Data excerpts
━━━━━━━━━━

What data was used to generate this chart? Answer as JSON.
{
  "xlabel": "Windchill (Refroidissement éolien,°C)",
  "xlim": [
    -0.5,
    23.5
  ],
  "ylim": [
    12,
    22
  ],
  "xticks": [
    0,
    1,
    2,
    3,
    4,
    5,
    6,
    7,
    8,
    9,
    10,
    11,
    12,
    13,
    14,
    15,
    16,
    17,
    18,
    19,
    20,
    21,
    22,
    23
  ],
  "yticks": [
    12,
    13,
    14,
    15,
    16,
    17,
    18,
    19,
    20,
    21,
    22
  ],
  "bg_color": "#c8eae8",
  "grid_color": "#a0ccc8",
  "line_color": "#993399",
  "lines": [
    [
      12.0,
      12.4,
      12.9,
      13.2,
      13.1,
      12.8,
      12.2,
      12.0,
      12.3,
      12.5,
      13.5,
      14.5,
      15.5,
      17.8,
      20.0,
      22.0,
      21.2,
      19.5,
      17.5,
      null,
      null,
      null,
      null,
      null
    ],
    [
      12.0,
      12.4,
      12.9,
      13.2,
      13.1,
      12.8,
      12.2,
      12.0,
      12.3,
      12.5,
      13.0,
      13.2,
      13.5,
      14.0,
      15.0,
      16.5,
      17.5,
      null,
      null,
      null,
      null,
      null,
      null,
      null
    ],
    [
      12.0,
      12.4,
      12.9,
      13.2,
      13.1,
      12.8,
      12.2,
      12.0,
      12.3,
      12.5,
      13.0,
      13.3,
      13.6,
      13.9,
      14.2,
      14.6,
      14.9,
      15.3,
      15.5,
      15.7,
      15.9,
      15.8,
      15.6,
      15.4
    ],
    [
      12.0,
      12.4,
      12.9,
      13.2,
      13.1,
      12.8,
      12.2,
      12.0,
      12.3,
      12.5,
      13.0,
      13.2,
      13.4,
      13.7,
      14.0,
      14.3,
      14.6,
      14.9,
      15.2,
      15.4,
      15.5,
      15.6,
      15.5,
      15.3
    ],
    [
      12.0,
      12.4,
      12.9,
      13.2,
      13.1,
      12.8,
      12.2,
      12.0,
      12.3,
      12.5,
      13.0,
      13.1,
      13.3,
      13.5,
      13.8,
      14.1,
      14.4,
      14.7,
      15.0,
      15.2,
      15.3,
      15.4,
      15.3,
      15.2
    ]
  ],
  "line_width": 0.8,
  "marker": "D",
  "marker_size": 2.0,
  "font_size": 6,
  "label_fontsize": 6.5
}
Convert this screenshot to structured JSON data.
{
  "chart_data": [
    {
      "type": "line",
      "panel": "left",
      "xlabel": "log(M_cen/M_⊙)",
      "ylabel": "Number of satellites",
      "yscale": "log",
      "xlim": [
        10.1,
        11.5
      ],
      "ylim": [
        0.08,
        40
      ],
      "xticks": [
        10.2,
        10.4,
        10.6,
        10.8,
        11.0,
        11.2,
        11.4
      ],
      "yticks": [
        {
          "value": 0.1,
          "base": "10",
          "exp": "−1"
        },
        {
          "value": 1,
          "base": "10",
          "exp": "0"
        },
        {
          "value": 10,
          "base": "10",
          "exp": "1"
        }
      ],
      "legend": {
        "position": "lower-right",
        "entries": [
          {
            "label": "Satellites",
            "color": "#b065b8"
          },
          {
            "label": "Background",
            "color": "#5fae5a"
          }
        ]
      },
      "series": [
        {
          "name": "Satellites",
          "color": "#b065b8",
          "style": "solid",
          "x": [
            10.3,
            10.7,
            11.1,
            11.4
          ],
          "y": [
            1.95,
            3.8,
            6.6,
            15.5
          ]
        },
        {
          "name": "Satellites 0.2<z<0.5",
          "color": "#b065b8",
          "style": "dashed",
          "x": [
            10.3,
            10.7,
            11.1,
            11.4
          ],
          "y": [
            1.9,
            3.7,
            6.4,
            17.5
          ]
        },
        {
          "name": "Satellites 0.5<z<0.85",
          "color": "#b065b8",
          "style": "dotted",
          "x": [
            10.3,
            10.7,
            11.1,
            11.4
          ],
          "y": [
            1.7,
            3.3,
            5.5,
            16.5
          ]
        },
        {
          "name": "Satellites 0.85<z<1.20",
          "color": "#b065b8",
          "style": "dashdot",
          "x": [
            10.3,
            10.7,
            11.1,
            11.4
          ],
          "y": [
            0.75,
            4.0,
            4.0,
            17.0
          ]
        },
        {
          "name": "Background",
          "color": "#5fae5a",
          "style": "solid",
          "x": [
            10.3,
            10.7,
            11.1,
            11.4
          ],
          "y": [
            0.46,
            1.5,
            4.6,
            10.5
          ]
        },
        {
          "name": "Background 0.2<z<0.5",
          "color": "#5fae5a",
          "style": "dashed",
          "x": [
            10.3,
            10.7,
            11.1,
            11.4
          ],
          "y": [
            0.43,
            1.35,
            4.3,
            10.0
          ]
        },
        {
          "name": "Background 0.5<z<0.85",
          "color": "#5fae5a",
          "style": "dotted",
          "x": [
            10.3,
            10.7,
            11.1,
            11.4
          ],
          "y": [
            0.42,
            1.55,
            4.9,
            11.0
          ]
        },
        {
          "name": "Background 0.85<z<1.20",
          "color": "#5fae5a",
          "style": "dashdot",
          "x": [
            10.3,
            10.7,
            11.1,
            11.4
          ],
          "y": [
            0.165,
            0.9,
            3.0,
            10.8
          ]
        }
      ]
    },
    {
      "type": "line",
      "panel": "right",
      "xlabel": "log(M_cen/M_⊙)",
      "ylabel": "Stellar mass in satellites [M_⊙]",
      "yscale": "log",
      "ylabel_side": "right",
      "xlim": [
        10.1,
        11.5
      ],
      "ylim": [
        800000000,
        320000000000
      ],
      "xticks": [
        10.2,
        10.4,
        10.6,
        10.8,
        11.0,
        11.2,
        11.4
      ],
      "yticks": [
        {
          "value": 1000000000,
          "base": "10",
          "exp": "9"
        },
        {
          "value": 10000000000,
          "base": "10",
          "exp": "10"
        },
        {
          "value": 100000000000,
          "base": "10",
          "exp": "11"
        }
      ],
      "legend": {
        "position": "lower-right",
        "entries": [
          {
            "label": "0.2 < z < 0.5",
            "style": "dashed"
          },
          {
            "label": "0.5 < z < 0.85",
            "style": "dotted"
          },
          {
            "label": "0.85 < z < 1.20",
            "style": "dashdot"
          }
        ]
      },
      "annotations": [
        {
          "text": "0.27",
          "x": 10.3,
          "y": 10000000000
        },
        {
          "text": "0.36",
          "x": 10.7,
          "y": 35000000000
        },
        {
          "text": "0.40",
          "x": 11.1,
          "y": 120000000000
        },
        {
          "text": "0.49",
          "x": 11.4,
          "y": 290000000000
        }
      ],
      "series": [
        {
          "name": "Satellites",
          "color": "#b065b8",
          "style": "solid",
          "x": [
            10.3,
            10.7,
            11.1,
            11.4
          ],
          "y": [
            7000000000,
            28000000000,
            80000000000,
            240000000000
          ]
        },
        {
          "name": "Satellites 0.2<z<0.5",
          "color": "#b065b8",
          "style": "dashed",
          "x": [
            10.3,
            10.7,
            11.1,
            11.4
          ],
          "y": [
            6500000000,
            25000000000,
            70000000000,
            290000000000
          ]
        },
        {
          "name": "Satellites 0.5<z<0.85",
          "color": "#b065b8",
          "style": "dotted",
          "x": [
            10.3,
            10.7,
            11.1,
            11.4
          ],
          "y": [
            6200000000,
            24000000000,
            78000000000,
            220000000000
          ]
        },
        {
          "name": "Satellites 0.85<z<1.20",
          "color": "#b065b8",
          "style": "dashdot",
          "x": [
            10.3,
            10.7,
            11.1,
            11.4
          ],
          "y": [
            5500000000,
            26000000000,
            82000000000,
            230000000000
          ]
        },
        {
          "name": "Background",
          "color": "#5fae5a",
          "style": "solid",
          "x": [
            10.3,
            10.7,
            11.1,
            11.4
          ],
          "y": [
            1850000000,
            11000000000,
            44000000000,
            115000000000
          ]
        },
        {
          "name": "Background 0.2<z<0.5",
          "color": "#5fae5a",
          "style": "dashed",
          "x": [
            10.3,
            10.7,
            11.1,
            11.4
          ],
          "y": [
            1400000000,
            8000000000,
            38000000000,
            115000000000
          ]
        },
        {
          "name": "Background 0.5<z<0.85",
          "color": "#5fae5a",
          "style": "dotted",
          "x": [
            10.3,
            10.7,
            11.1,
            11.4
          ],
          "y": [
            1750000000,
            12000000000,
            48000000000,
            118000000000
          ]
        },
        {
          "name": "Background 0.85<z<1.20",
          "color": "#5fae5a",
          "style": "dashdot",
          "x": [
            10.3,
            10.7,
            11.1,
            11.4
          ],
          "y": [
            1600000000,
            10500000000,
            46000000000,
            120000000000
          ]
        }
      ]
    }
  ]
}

━━━━━━━━━━

Job
Extract all lines from the material above that include the word "JSON".

Result
What data was used to generate this chart? Answer as JSON.
Convert this screenshot to structured JSON data.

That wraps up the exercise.